• [Set exercise]:
Find all the lines with "majority" and gather them.

• [Supplied records]:
>>>>>

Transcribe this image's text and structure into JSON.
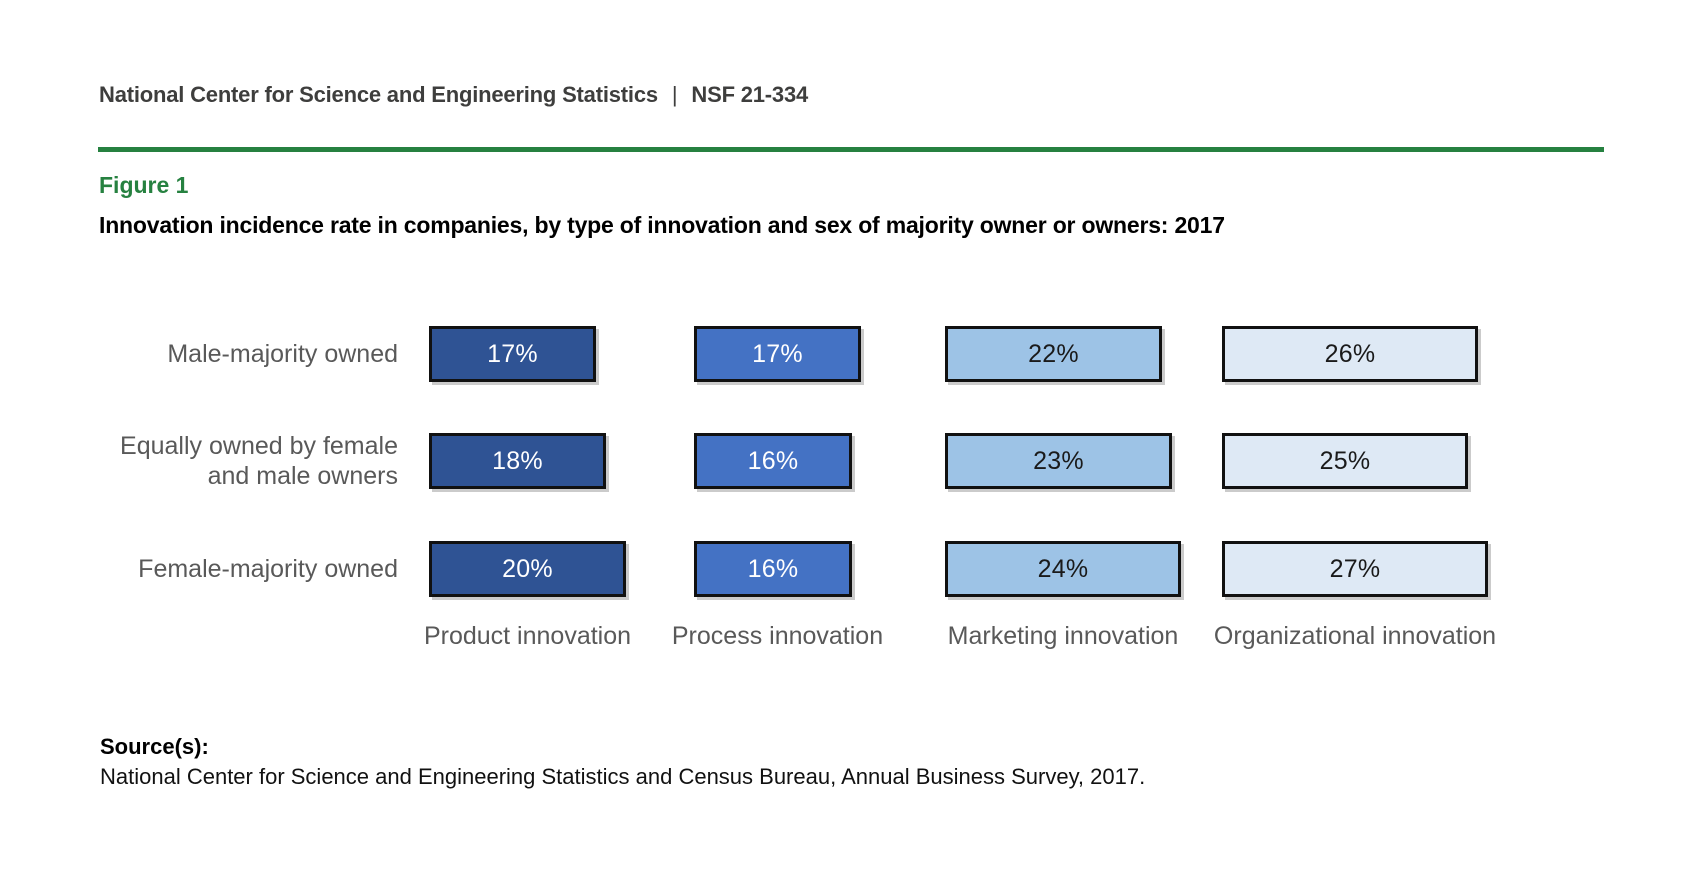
{
  "page": {
    "header": {
      "org": "National Center for Science and Engineering Statistics",
      "separator": "|",
      "report_id": "NSF 21-334"
    },
    "figure_label": "Figure 1",
    "title": "Innovation incidence rate in companies, by type of innovation and sex of majority owner or owners: 2017",
    "source_label": "Source(s):",
    "source_text": "National Center for Science and Engineering Statistics and Census Bureau, Annual Business Survey, 2017."
  },
  "colors": {
    "accent_green": "#268140",
    "header_text": "#3e3e3d",
    "label_gray": "#595959",
    "bar_border": "#111111",
    "background": "#ffffff"
  },
  "chart_data": {
    "type": "bar",
    "orientation": "horizontal",
    "value_unit": "%",
    "title": "Innovation incidence rate in companies, by type of innovation and sex of majority owner or owners: 2017",
    "categories": [
      "Product innovation",
      "Process innovation",
      "Marketing innovation",
      "Organizational innovation"
    ],
    "category_colors": [
      "#2f5394",
      "#4472c4",
      "#9dc3e6",
      "#dee9f5"
    ],
    "category_value_text_colors": [
      "#ffffff",
      "#ffffff",
      "#1a1a1a",
      "#1a1a1a"
    ],
    "rows": [
      {
        "name": "Male-majority owned",
        "label_lines": [
          "Male-majority owned"
        ],
        "values": [
          17,
          17,
          22,
          26
        ]
      },
      {
        "name": "Equally owned by female and male owners",
        "label_lines": [
          "Equally owned by female",
          "and male owners"
        ],
        "values": [
          18,
          16,
          23,
          25
        ]
      },
      {
        "name": "Female-majority owned",
        "label_lines": [
          "Female-majority owned"
        ],
        "values": [
          20,
          16,
          24,
          27
        ]
      }
    ],
    "value_labels_inside_bars": true,
    "gridlines": false,
    "legend": "none"
  }
}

<<<<<

• [Output for this exercise]:
    "title": "Innovation incidence rate in companies, by type of innovation and sex of majority owner or owners: 2017",
    "title": "Innovation incidence rate in companies, by type of innovation and sex of majority owner or owners: 2017",
        "name": "Male-majority owned",
          "Male-majority owned"
        "name": "Female-majority owned",
          "Female-majority owned"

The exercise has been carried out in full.